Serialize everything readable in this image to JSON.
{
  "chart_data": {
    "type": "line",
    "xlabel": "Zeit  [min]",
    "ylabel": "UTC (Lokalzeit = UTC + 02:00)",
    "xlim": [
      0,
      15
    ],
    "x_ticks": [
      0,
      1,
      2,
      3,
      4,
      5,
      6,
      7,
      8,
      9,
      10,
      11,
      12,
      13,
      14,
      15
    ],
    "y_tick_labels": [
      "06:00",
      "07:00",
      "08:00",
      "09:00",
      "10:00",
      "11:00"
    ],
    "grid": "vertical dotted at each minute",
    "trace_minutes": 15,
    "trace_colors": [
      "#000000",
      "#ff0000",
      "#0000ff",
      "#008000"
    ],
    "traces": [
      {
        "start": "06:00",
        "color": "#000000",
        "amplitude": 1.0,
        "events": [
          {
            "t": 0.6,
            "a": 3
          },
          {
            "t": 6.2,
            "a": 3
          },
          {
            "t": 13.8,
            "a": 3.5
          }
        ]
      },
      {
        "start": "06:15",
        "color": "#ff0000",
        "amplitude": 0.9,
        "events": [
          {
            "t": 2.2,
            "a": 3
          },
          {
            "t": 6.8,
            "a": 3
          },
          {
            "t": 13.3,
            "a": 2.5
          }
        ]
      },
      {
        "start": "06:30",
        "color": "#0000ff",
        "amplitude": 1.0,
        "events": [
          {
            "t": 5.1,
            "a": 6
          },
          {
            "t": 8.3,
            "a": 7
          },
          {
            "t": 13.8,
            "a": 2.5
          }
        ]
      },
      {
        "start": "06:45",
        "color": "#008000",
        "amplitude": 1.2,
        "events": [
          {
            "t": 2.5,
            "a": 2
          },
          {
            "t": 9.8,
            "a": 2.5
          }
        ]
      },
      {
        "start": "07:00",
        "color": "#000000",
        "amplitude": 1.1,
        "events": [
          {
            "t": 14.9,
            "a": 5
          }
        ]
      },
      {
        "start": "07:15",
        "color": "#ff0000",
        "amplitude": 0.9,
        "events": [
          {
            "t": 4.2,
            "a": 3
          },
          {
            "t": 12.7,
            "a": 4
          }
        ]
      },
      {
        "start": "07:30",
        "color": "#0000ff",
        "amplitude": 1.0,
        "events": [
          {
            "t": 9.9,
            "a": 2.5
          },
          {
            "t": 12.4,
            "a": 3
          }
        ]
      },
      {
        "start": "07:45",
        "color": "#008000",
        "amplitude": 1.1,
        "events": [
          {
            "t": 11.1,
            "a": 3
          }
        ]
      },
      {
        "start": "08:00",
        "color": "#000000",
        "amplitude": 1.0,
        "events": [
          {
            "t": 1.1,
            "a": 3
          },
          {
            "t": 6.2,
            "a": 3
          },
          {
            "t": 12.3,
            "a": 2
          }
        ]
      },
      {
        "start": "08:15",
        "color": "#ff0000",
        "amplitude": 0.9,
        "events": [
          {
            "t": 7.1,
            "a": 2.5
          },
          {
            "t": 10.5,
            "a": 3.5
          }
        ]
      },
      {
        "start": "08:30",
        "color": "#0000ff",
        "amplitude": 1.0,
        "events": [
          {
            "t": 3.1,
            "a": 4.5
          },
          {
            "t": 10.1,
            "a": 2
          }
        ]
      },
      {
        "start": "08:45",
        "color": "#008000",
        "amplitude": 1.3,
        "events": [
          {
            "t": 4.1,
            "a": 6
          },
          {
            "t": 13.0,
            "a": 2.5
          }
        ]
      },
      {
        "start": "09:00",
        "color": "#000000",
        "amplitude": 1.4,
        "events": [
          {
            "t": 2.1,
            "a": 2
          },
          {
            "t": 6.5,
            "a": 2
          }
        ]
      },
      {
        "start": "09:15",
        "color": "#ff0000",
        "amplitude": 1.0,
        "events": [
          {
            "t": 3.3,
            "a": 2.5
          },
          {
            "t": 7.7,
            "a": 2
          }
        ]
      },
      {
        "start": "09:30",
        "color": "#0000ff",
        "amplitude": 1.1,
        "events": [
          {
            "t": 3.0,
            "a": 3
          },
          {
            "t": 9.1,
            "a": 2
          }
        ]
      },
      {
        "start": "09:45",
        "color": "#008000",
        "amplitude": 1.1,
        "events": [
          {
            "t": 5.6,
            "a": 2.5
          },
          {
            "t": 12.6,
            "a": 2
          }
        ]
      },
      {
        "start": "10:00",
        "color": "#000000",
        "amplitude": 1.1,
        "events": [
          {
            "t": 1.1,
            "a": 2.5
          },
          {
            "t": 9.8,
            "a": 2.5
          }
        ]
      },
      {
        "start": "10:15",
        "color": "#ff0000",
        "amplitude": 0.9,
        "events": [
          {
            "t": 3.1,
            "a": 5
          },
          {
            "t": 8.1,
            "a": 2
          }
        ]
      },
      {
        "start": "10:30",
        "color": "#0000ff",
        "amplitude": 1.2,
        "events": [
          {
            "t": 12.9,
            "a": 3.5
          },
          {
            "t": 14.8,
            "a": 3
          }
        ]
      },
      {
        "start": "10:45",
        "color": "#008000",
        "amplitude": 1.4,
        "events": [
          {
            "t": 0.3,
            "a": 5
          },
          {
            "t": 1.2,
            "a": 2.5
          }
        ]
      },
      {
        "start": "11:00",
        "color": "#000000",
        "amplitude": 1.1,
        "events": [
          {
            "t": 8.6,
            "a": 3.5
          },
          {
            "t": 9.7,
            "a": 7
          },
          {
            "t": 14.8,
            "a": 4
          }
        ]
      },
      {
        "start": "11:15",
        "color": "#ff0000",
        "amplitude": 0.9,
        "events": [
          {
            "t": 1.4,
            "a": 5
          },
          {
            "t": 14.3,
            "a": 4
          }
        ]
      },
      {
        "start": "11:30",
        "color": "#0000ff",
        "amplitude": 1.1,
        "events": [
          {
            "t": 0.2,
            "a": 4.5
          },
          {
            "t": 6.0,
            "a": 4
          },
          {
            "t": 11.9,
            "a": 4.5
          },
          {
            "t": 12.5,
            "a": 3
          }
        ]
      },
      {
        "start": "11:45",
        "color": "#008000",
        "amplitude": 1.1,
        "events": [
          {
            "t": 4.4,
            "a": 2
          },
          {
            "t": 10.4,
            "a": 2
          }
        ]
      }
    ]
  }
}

▬▬▬▬▬▬▬▬▬▬

§ **Task**
Nothing may be left out: return each entry exactly as it reads.

§ **Response to this task**
Serialize everything readable in this image to JSON.
{
  "chart_data": {
    "type": "line",
    "xlabel": "Zeit  [min]",
    "ylabel": "UTC (Lokalzeit = UTC + 02:00)",
    "xlim": [
      0,
      15
    ],
    "x_ticks": [
      0,
      1,
      2,
      3,
      4,
      5,
      6,
      7,
      8,
      9,
      10,
      11,
      12,
      13,
      14,
      15
    ],
    "y_tick_labels": [
      "06:00",
      "07:00",
      "08:00",
      "09:00",
      "10:00",
      "11:00"
    ],
    "grid": "vertical dotted at each minute",
    "trace_minutes": 15,
    "trace_colors": [
      "#000000",
      "#ff0000",
      "#0000ff",
      "#008000"
    ],
    "traces": [
      {
        "start": "06:00",
        "color": "#000000",
        "amplitude": 1.0,
        "events": [
          {
            "t": 0.6,
            "a": 3
          },
          {
            "t": 6.2,
            "a": 3
          },
          {
            "t": 13.8,
            "a": 3.5
          }
        ]
      },
      {
        "start": "06:15",
        "color": "#ff0000",
        "amplitude": 0.9,
        "events": [
          {
            "t": 2.2,
            "a": 3
          },
          {
            "t": 6.8,
            "a": 3
          },
          {
            "t": 13.3,
            "a": 2.5
          }
        ]
      },
      {
        "start": "06:30",
        "color": "#0000ff",
        "amplitude": 1.0,
        "events": [
          {
            "t": 5.1,
            "a": 6
          },
          {
            "t": 8.3,
            "a": 7
          },
          {
            "t": 13.8,
            "a": 2.5
          }
        ]
      },
      {
        "start": "06:45",
        "color": "#008000",
        "amplitude": 1.2,
        "events": [
          {
            "t": 2.5,
            "a": 2
          },
          {
            "t": 9.8,
            "a": 2.5
          }
        ]
      },
      {
        "start": "07:00",
        "color": "#000000",
        "amplitude": 1.1,
        "events": [
          {
            "t": 14.9,
            "a": 5
          }
        ]
      },
      {
        "start": "07:15",
        "color": "#ff0000",
        "amplitude": 0.9,
        "events": [
          {
            "t": 4.2,
            "a": 3
          },
          {
            "t": 12.7,
            "a": 4
          }
        ]
      },
      {
        "start": "07:30",
        "color": "#0000ff",
        "amplitude": 1.0,
        "events": [
          {
            "t": 9.9,
            "a": 2.5
          },
          {
            "t": 12.4,
            "a": 3
          }
        ]
      },
      {
        "start": "07:45",
        "color": "#008000",
        "amplitude": 1.1,
        "events": [
          {
            "t": 11.1,
            "a": 3
          }
        ]
      },
      {
        "start": "08:00",
        "color": "#000000",
        "amplitude": 1.0,
        "events": [
          {
            "t": 1.1,
            "a": 3
          },
          {
            "t": 6.2,
            "a": 3
          },
          {
            "t": 12.3,
            "a": 2
          }
        ]
      },
      {
        "start": "08:15",
        "color": "#ff0000",
        "amplitude": 0.9,
        "events": [
          {
            "t": 7.1,
            "a": 2.5
          },
          {
            "t": 10.5,
            "a": 3.5
          }
        ]
      },
      {
        "start": "08:30",
        "color": "#0000ff",
        "amplitude": 1.0,
        "events": [
          {
            "t": 3.1,
            "a": 4.5
          },
          {
            "t": 10.1,
            "a": 2
          }
        ]
      },
      {
        "start": "08:45",
        "color": "#008000",
        "amplitude": 1.3,
        "events": [
          {
            "t": 4.1,
            "a": 6
          },
          {
            "t": 13.0,
            "a": 2.5
          }
        ]
      },
      {
        "start": "09:00",
        "color": "#000000",
        "amplitude": 1.4,
        "events": [
          {
            "t": 2.1,
            "a": 2
          },
          {
            "t": 6.5,
            "a": 2
          }
        ]
      },
      {
        "start": "09:15",
        "color": "#ff0000",
        "amplitude": 1.0,
        "events": [
          {
            "t": 3.3,
            "a": 2.5
          },
          {
            "t": 7.7,
            "a": 2
          }
        ]
      },
      {
        "start": "09:30",
        "color": "#0000ff",
        "amplitude": 1.1,
        "events": [
          {
            "t": 3.0,
            "a": 3
          },
          {
            "t": 9.1,
            "a": 2
          }
        ]
      },
      {
        "start": "09:45",
        "color": "#008000",
        "amplitude": 1.1,
        "events": [
          {
            "t": 5.6,
            "a": 2.5
          },
          {
            "t": 12.6,
            "a": 2
          }
        ]
      },
      {
        "start": "10:00",
        "color": "#000000",
        "amplitude": 1.1,
        "events": [
          {
            "t": 1.1,
            "a": 2.5
          },
          {
            "t": 9.8,
            "a": 2.5
          }
        ]
      },
      {
        "start": "10:15",
        "color": "#ff0000",
        "amplitude": 0.9,
        "events": [
          {
            "t": 3.1,
            "a": 5
          },
          {
            "t": 8.1,
            "a": 2
          }
        ]
      },
      {
        "start": "10:30",
        "color": "#0000ff",
        "amplitude": 1.2,
        "events": [
          {
            "t": 12.9,
            "a": 3.5
          },
          {
            "t": 14.8,
            "a": 3
          }
        ]
      },
      {
        "start": "10:45",
        "color": "#008000",
        "amplitude": 1.4,
        "events": [
          {
            "t": 0.3,
            "a": 5
          },
          {
            "t": 1.2,
            "a": 2.5
          }
        ]
      },
      {
        "start": "11:00",
        "color": "#000000",
        "amplitude": 1.1,
        "events": [
          {
            "t": 8.6,
            "a": 3.5
          },
          {
            "t": 9.7,
            "a": 7
          },
          {
            "t": 14.8,
            "a": 4
          }
        ]
      },
      {
        "start": "11:15",
        "color": "#ff0000",
        "amplitude": 0.9,
        "events": [
          {
            "t": 1.4,
            "a": 5
          },
          {
            "t": 14.3,
            "a": 4
          }
        ]
      },
      {
        "start": "11:30",
        "color": "#0000ff",
        "amplitude": 1.1,
        "events": [
          {
            "t": 0.2,
            "a": 4.5
          },
          {
            "t": 6.0,
            "a": 4
          },
          {
            "t": 11.9,
            "a": 4.5
          },
          {
            "t": 12.5,
            "a": 3
          }
        ]
      },
      {
        "start": "11:45",
        "color": "#008000",
        "amplitude": 1.1,
        "events": [
          {
            "t": 4.4,
            "a": 2
          },
          {
            "t": 10.4,
            "a": 2
          }
        ]
      }
    ]
  }
}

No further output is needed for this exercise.